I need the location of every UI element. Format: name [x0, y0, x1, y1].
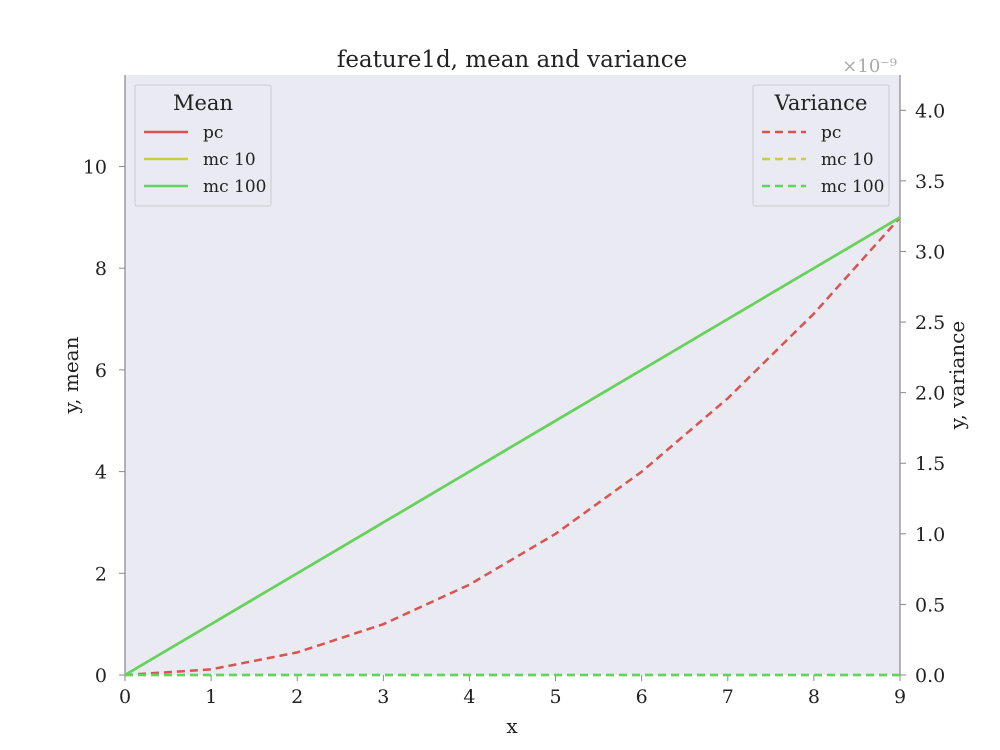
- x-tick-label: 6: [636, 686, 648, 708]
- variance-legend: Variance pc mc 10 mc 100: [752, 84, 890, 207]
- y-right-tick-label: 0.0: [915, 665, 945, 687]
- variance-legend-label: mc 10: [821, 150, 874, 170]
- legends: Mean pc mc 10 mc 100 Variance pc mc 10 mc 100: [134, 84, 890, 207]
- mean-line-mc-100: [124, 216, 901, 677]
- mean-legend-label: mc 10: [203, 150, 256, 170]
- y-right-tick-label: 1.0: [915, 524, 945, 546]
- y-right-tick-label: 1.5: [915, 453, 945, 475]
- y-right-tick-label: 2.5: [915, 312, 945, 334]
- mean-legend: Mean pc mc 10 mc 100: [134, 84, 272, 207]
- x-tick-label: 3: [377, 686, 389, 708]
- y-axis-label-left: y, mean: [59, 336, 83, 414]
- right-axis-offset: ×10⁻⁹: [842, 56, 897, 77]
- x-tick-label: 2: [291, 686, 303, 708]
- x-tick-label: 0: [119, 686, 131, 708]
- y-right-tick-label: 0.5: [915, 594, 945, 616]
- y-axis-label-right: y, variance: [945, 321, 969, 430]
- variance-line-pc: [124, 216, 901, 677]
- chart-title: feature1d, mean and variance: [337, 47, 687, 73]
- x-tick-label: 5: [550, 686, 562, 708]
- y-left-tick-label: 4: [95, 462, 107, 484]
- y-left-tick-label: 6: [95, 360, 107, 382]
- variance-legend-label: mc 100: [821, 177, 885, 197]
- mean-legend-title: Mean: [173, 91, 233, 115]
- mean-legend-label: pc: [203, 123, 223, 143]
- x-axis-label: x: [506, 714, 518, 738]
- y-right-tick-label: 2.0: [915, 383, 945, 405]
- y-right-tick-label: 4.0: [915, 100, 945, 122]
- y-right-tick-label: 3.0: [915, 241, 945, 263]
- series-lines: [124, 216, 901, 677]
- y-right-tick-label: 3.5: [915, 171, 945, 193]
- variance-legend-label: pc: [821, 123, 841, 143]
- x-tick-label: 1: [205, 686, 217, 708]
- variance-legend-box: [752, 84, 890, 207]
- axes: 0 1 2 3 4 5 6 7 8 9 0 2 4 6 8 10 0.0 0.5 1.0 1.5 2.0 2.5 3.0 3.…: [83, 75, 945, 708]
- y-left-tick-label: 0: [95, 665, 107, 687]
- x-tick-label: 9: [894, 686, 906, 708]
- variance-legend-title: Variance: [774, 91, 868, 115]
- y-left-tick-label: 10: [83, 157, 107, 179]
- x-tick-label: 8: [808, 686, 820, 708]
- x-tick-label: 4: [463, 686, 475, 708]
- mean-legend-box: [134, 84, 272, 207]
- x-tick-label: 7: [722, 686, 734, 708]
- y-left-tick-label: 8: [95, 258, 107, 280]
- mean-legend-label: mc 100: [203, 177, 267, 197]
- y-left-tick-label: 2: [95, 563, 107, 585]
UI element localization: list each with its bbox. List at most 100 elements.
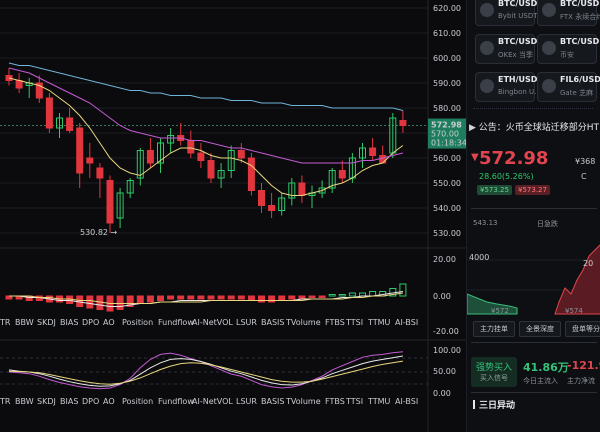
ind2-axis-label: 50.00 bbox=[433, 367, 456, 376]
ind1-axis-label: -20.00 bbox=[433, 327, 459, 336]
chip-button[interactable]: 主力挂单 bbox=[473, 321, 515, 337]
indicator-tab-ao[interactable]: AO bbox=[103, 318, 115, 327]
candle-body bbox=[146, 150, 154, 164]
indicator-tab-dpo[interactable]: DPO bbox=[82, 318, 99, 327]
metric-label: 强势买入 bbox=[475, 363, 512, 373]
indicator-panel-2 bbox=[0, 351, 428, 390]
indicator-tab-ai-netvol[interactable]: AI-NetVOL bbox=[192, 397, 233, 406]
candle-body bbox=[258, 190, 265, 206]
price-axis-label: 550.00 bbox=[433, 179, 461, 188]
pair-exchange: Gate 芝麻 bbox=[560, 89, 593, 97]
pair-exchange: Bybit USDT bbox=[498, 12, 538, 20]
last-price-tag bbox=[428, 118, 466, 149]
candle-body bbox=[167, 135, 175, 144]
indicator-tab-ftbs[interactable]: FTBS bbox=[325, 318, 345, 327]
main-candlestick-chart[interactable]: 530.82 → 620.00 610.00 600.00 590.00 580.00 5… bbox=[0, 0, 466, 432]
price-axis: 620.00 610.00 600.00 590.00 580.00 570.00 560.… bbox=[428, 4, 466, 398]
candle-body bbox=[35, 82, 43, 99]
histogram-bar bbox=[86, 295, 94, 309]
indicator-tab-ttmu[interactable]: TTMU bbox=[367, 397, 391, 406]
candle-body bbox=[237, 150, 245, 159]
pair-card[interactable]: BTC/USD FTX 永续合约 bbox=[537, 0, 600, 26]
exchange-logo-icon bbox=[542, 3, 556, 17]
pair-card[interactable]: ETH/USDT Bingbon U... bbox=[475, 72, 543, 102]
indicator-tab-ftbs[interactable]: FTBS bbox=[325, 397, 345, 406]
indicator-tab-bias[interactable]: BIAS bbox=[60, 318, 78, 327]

WHAT YOU SHOULD DO »
Retype every line of the records above without any changes, leaving out the picture lines.

THE SOLUTION »
I need the location of every UI element. Format: name [x0, y0, x1, y1].
- x-tick-label: 6: [636, 686, 648, 708]
- variance-legend: Variance pc mc 10 mc 100: [752, 84, 890, 207]
- y-right-tick-label: 0.0: [915, 665, 945, 687]
- variance-legend-label: mc 10: [821, 150, 874, 170]
- legends: Mean pc mc 10 mc 100 Variance pc mc 10 mc 100: [134, 84, 890, 207]
- mean-line-mc-100: [124, 216, 901, 677]
- mean-legend-label: mc 10: [203, 150, 256, 170]
- y-right-tick-label: 1.0: [915, 524, 945, 546]
- y-right-tick-label: 1.5: [915, 453, 945, 475]
- y-right-tick-label: 2.5: [915, 312, 945, 334]
- mean-legend: Mean pc mc 10 mc 100: [134, 84, 272, 207]
- x-tick-label: 3: [377, 686, 389, 708]
- y-axis-label-left: y, mean: [59, 336, 83, 414]
- right-axis-offset: ×10⁻⁹: [842, 56, 897, 77]
- x-tick-label: 2: [291, 686, 303, 708]
- x-tick-label: 0: [119, 686, 131, 708]
- y-right-tick-label: 0.5: [915, 594, 945, 616]
- y-axis-label-right: y, variance: [945, 321, 969, 430]
- variance-line-pc: [124, 216, 901, 677]
- chart-title: feature1d, mean and variance: [337, 47, 687, 73]
- x-tick-label: 5: [550, 686, 562, 708]
- y-left-tick-label: 4: [95, 462, 107, 484]
- y-left-tick-label: 6: [95, 360, 107, 382]
- variance-legend-label: mc 100: [821, 177, 885, 197]
- mean-legend-title: Mean: [173, 91, 233, 115]
- mean-legend-label: pc: [203, 123, 223, 143]
- x-axis-label: x: [506, 714, 518, 738]
- y-right-tick-label: 2.0: [915, 383, 945, 405]
- y-right-tick-label: 4.0: [915, 100, 945, 122]
- y-right-tick-label: 3.0: [915, 241, 945, 263]
- series-lines: [124, 216, 901, 677]
- y-right-tick-label: 3.5: [915, 171, 945, 193]
- variance-legend-label: pc: [821, 123, 841, 143]
- x-tick-label: 1: [205, 686, 217, 708]
- variance-legend-box: [752, 84, 890, 207]
- axes: 0 1 2 3 4 5 6 7 8 9 0 2 4 6 8 10 0.0 0.5 1.0 1.5 2.0 2.5 3.0 3.…: [83, 75, 945, 708]
- y-left-tick-label: 0: [95, 665, 107, 687]
- x-tick-label: 9: [894, 686, 906, 708]
- variance-legend-title: Variance: [774, 91, 868, 115]
- y-left-tick-label: 10: [83, 157, 107, 179]
- x-tick-label: 8: [808, 686, 820, 708]
- x-tick-label: 4: [463, 686, 475, 708]
- mean-legend-box: [134, 84, 272, 207]
- x-tick-label: 7: [722, 686, 734, 708]
- y-left-tick-label: 8: [95, 258, 107, 280]
- mean-legend-label: mc 100: [203, 177, 267, 197]
- y-left-tick-label: 2: [95, 563, 107, 585]
UI element localization: list each with its bbox. List at most 100 elements.
ind2-axis-label: 50.00 bbox=[433, 367, 456, 376]
ind1-axis-label: -20.00 bbox=[433, 327, 459, 336]
chip-button[interactable]: 主力挂单 bbox=[473, 321, 515, 337]
indicator-tab-ao[interactable]: AO bbox=[103, 318, 115, 327]
candle-body bbox=[146, 150, 154, 164]
indicator-tab-dpo[interactable]: DPO bbox=[82, 318, 99, 327]
metric-label: 强势买入 bbox=[475, 363, 512, 373]
indicator-panel-2 bbox=[0, 351, 428, 390]
indicator-tab-ai-netvol[interactable]: AI-NetVOL bbox=[192, 397, 233, 406]
candle-body bbox=[258, 190, 265, 206]
price-axis-label: 550.00 bbox=[433, 179, 461, 188]
pair-exchange: Gate 芝麻 bbox=[560, 89, 593, 97]
pair-exchange: Bybit USDT bbox=[498, 12, 538, 20]
last-price-tag bbox=[428, 118, 466, 149]
candle-body bbox=[167, 135, 175, 144]
indicator-tab-ftbs[interactable]: FTBS bbox=[325, 318, 345, 327]
main-candlestick-chart[interactable]: 530.82 → 620.00 610.00 600.00 590.00 580.00 5… bbox=[0, 0, 466, 432]
price-axis: 620.00 610.00 600.00 590.00 580.00 570.00 560.… bbox=[428, 4, 466, 398]
candle-body bbox=[35, 82, 43, 99]
histogram-bar bbox=[86, 295, 94, 309]
indicator-tab-ttmu[interactable]: TTMU bbox=[367, 397, 391, 406]
candle-body bbox=[237, 150, 245, 159]
pair-card[interactable]: BTC/USD FTX 永续合约 bbox=[537, 0, 600, 26]
exchange-logo-icon bbox=[542, 3, 556, 17]
pair-card[interactable]: ETH/USDT Bingbon U... bbox=[475, 72, 543, 102]
indicator-tab-ftbs[interactable]: FTBS bbox=[325, 397, 345, 406]
indicator-tab-bias[interactable]: BIAS bbox=[60, 318, 78, 327]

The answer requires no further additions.